EXERCISE OBJECTIVE: The entries below are to be repeated exactly as they stand.

INPUT RECORDS:

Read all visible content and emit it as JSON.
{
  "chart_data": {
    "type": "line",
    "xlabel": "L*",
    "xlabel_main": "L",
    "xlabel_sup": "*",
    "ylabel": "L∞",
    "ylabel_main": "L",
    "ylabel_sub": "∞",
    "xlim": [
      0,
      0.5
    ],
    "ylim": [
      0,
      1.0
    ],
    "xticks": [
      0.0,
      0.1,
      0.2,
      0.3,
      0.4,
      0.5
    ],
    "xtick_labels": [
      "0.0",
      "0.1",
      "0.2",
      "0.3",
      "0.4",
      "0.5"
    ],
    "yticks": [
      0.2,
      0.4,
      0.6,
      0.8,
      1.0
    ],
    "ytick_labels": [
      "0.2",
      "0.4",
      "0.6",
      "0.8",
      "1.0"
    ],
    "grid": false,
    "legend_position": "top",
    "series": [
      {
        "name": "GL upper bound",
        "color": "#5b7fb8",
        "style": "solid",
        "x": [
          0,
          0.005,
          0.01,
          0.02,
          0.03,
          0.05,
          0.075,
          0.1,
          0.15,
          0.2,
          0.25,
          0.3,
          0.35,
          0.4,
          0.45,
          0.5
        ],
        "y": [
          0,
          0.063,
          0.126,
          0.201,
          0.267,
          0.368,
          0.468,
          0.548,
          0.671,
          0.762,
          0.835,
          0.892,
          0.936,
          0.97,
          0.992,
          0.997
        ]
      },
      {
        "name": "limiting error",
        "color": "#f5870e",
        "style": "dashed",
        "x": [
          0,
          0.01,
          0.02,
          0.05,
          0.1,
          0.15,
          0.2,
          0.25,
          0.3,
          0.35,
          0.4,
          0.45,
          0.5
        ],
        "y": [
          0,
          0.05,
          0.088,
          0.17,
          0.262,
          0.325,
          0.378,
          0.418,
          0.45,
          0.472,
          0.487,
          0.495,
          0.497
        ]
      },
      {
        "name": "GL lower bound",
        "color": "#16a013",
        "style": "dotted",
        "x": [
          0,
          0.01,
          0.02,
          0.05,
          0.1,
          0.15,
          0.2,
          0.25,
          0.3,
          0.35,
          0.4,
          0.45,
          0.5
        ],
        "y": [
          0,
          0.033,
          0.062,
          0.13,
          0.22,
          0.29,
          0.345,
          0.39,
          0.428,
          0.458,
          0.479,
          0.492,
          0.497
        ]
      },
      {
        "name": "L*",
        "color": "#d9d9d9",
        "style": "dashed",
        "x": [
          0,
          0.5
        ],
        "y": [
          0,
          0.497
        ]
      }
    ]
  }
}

CORRECT OUTPUT:
Read all visible content and emit it as JSON.
{
  "chart_data": {
    "type": "line",
    "xlabel": "L*",
    "xlabel_main": "L",
    "xlabel_sup": "*",
    "ylabel": "L∞",
    "ylabel_main": "L",
    "ylabel_sub": "∞",
    "xlim": [
      0,
      0.5
    ],
    "ylim": [
      0,
      1.0
    ],
    "xticks": [
      0.0,
      0.1,
      0.2,
      0.3,
      0.4,
      0.5
    ],
    "xtick_labels": [
      "0.0",
      "0.1",
      "0.2",
      "0.3",
      "0.4",
      "0.5"
    ],
    "yticks": [
      0.2,
      0.4,
      0.6,
      0.8,
      1.0
    ],
    "ytick_labels": [
      "0.2",
      "0.4",
      "0.6",
      "0.8",
      "1.0"
    ],
    "grid": false,
    "legend_position": "top",
    "series": [
      {
        "name": "GL upper bound",
        "color": "#5b7fb8",
        "style": "solid",
        "x": [
          0,
          0.005,
          0.01,
          0.02,
          0.03,
          0.05,
          0.075,
          0.1,
          0.15,
          0.2,
          0.25,
          0.3,
          0.35,
          0.4,
          0.45,
          0.5
        ],
        "y": [
          0,
          0.063,
          0.126,
          0.201,
          0.267,
          0.368,
          0.468,
          0.548,
          0.671,
          0.762,
          0.835,
          0.892,
          0.936,
          0.97,
          0.992,
          0.997
        ]
      },
      {
        "name": "limiting error",
        "color": "#f5870e",
        "style": "dashed",
        "x": [
          0,
          0.01,
          0.02,
          0.05,
          0.1,
          0.15,
          0.2,
          0.25,
          0.3,
          0.35,
          0.4,
          0.45,
          0.5
        ],
        "y": [
          0,
          0.05,
          0.088,
          0.17,
          0.262,
          0.325,
          0.378,
          0.418,
          0.45,
          0.472,
          0.487,
          0.495,
          0.497
        ]
      },
      {
        "name": "GL lower bound",
        "color": "#16a013",
        "style": "dotted",
        "x": [
          0,
          0.01,
          0.02,
          0.05,
          0.1,
          0.15,
          0.2,
          0.25,
          0.3,
          0.35,
          0.4,
          0.45,
          0.5
        ],
        "y": [
          0,
          0.033,
          0.062,
          0.13,
          0.22,
          0.29,
          0.345,
          0.39,
          0.428,
          0.458,
          0.479,
          0.492,
          0.497
        ]
      },
      {
        "name": "L*",
        "color": "#d9d9d9",
        "style": "dashed",
        "x": [
          0,
          0.5
        ],
        "y": [
          0,
          0.497
        ]
      }
    ]
  }
}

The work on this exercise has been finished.